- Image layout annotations
§

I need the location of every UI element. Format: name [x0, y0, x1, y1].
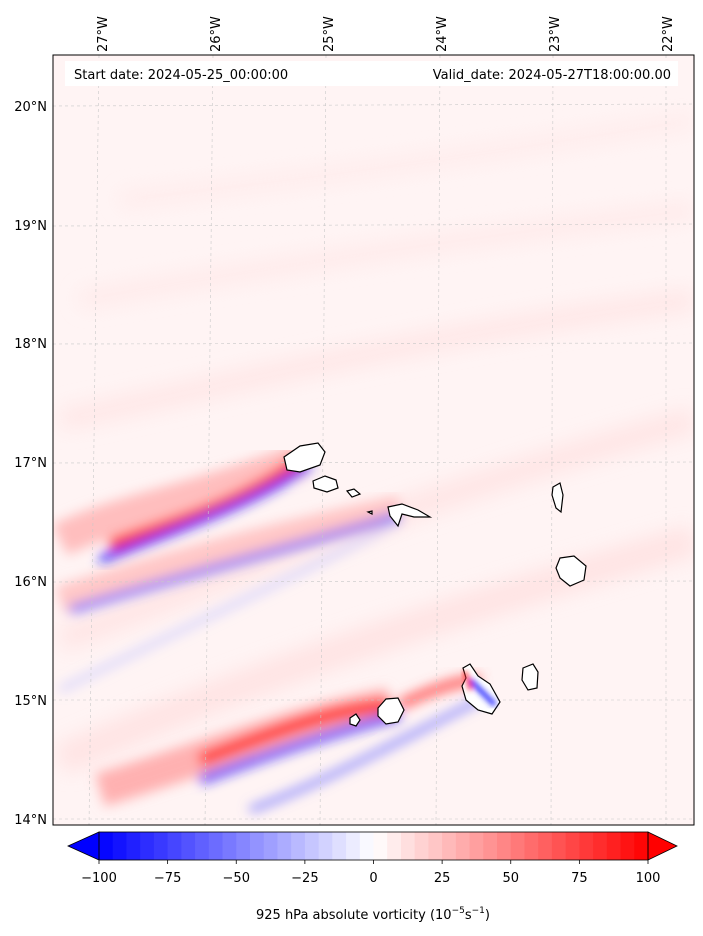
colorbar-segments: [99, 832, 649, 860]
vorticity-field: [53, 112, 694, 813]
lat-label-19n: 19°N: [14, 219, 47, 234]
colorbar-segment: [359, 832, 374, 860]
colorbar-segment: [538, 832, 553, 860]
colorbar-tick-label: −100: [81, 871, 117, 886]
island-santo-antao: [283, 442, 326, 473]
colorbar-segment: [387, 832, 402, 860]
lat-label-14n: 14°N: [14, 813, 47, 828]
colorbar-ticks: −100 −75 −50 −25 0 25 50 75 100: [81, 860, 660, 886]
map-panel: Start date: 2024-05-25_00:00:00 Valid_da…: [52, 54, 695, 826]
colorbar-tick-label: 75: [571, 871, 588, 886]
lon-label-25w: 25°W: [322, 16, 337, 52]
colorbar-segment: [428, 832, 443, 860]
colorbar-segment: [236, 832, 251, 860]
colorbar-segment: [565, 832, 580, 860]
island-fogo: [377, 697, 405, 725]
longitude-labels: 27°W 26°W 25°W 24°W 23°W 22°W: [96, 16, 676, 52]
colorbar-segment: [249, 832, 265, 860]
valid-date-label: Valid_date: 2024-05-27T18:00:00.00: [433, 68, 671, 83]
colorbar-tick-label: −50: [223, 871, 250, 886]
colorbar-segment: [195, 832, 210, 860]
colorbar-segment: [222, 832, 237, 860]
lon-label-27w: 27°W: [96, 16, 111, 52]
lat-label-18n: 18°N: [14, 337, 47, 352]
colorbar-segment: [126, 832, 141, 860]
colorbar-segment: [346, 832, 361, 860]
header-box: [65, 61, 678, 86]
colorbar-tick-label: 50: [502, 871, 519, 886]
island-boa-vista: [555, 555, 587, 587]
colorbar: −100 −75 −50 −25 0 25 50 75 100 925 hPa absolute…: [67, 831, 678, 923]
colorbar-segment: [483, 832, 498, 860]
colorbar-extend-min: [67, 831, 100, 861]
lon-label-24w: 24°W: [435, 16, 450, 52]
colorbar-segment: [524, 832, 539, 860]
colorbar-segment: [606, 832, 622, 860]
colorbar-segment: [593, 832, 608, 860]
colorbar-segment: [153, 832, 169, 860]
colorbar-segment: [167, 832, 182, 860]
colorbar-tick-label: 100: [636, 871, 661, 886]
colorbar-segment: [318, 832, 333, 860]
colorbar-segment: [551, 832, 567, 860]
colorbar-tick-label: 0: [369, 871, 377, 886]
gridlines: [53, 55, 694, 825]
colorbar-label: 925 hPa absolute vorticity (10−5s−1): [256, 906, 490, 923]
lat-label-16n: 16°N: [14, 575, 47, 590]
colorbar-segment: [510, 832, 525, 860]
lon-label-22w: 22°W: [661, 16, 676, 52]
start-date-label: Start date: 2024-05-25_00:00:00: [74, 68, 288, 83]
colorbar-tick-label: −25: [291, 871, 318, 886]
colorbar-segment: [400, 832, 416, 860]
lon-label-26w: 26°W: [209, 16, 224, 52]
colorbar-segment: [208, 832, 224, 860]
colorbar-segment: [112, 832, 127, 860]
colorbar-segment: [414, 832, 429, 860]
colorbar-segment: [469, 832, 484, 860]
colorbar-segment: [291, 832, 306, 860]
colorbar-segment: [277, 832, 292, 860]
colorbar-segment: [620, 832, 635, 860]
island-santa-luzia: [345, 488, 362, 498]
colorbar-segment: [181, 832, 196, 860]
colorbar-segment: [579, 832, 594, 860]
colorbar-segment: [455, 832, 471, 860]
island-sal: [551, 482, 564, 514]
lat-label-20n: 20°N: [14, 100, 47, 115]
colorbar-segment: [373, 832, 388, 860]
colorbar-segment: [304, 832, 320, 860]
lon-label-23w: 23°W: [548, 16, 563, 52]
colorbar-segment: [634, 832, 649, 860]
colorbar-segment: [497, 832, 512, 860]
lat-label-15n: 15°N: [14, 694, 47, 709]
island-brava: [349, 713, 361, 727]
colorbar-segment: [263, 832, 278, 860]
colorbar-segment: [99, 832, 114, 860]
colorbar-segment: [140, 832, 155, 860]
colorbar-tick-label: 25: [434, 871, 451, 886]
lat-label-17n: 17°N: [14, 456, 47, 471]
latitude-labels: 20°N 19°N 18°N 17°N 16°N 15°N 14°N: [14, 100, 47, 828]
colorbar-segment: [332, 832, 347, 860]
colorbar-tick-label: −75: [154, 871, 181, 886]
map-frame: [52, 54, 695, 826]
island-maio: [521, 663, 539, 691]
colorbar-extend-max: [647, 831, 678, 861]
island-sao-nicolau: [366, 503, 433, 528]
island-sao-vicente: [312, 475, 339, 493]
colorbar-segment: [442, 832, 457, 860]
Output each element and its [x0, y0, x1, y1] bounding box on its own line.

§

- The task
Retype the lines of the data above, from the line containing "colorbar-segments: [99, 832, 649, 860]" through the line containing "colorbar-segment: [483, 832, 498, 860]", including both of those lines.

- Answer to this task
colorbar-segments: [99, 832, 649, 860]
vorticity-field: [53, 112, 694, 813]
lat-label-19n: 19°N: [14, 219, 47, 234]
colorbar-segment: [359, 832, 374, 860]
colorbar-segment: [538, 832, 553, 860]
colorbar-tick-label: −100: [81, 871, 117, 886]
island-santo-antao: [283, 442, 326, 473]
colorbar-segment: [387, 832, 402, 860]
lat-label-14n: 14°N: [14, 813, 47, 828]
colorbar-ticks: −100 −75 −50 −25 0 25 50 75 100: [81, 860, 660, 886]
map-panel: Start date: 2024-05-25_00:00:00 Valid_da…: [52, 54, 695, 826]
colorbar-tick-label: 75: [571, 871, 588, 886]
lon-label-25w: 25°W: [322, 16, 337, 52]
colorbar-segment: [428, 832, 443, 860]
colorbar-segment: [236, 832, 251, 860]
colorbar-segment: [565, 832, 580, 860]
island-fogo: [377, 697, 405, 725]
longitude-labels: 27°W 26°W 25°W 24°W 23°W 22°W: [96, 16, 676, 52]
colorbar-segment: [249, 832, 265, 860]
valid-date-label: Valid_date: 2024-05-27T18:00:00.00: [433, 68, 671, 83]
colorbar-tick-label: −50: [223, 871, 250, 886]
colorbar-segment: [195, 832, 210, 860]
colorbar-segment: [222, 832, 237, 860]
lon-label-27w: 27°W: [96, 16, 111, 52]
lat-label-18n: 18°N: [14, 337, 47, 352]
colorbar-segment: [126, 832, 141, 860]
colorbar-segment: [346, 832, 361, 860]
header-box: [65, 61, 678, 86]
colorbar-tick-label: 50: [502, 871, 519, 886]
island-boa-vista: [555, 555, 587, 587]
colorbar: −100 −75 −50 −25 0 25 50 75 100 925 hPa absolute…: [67, 831, 678, 923]
colorbar-segment: [483, 832, 498, 860]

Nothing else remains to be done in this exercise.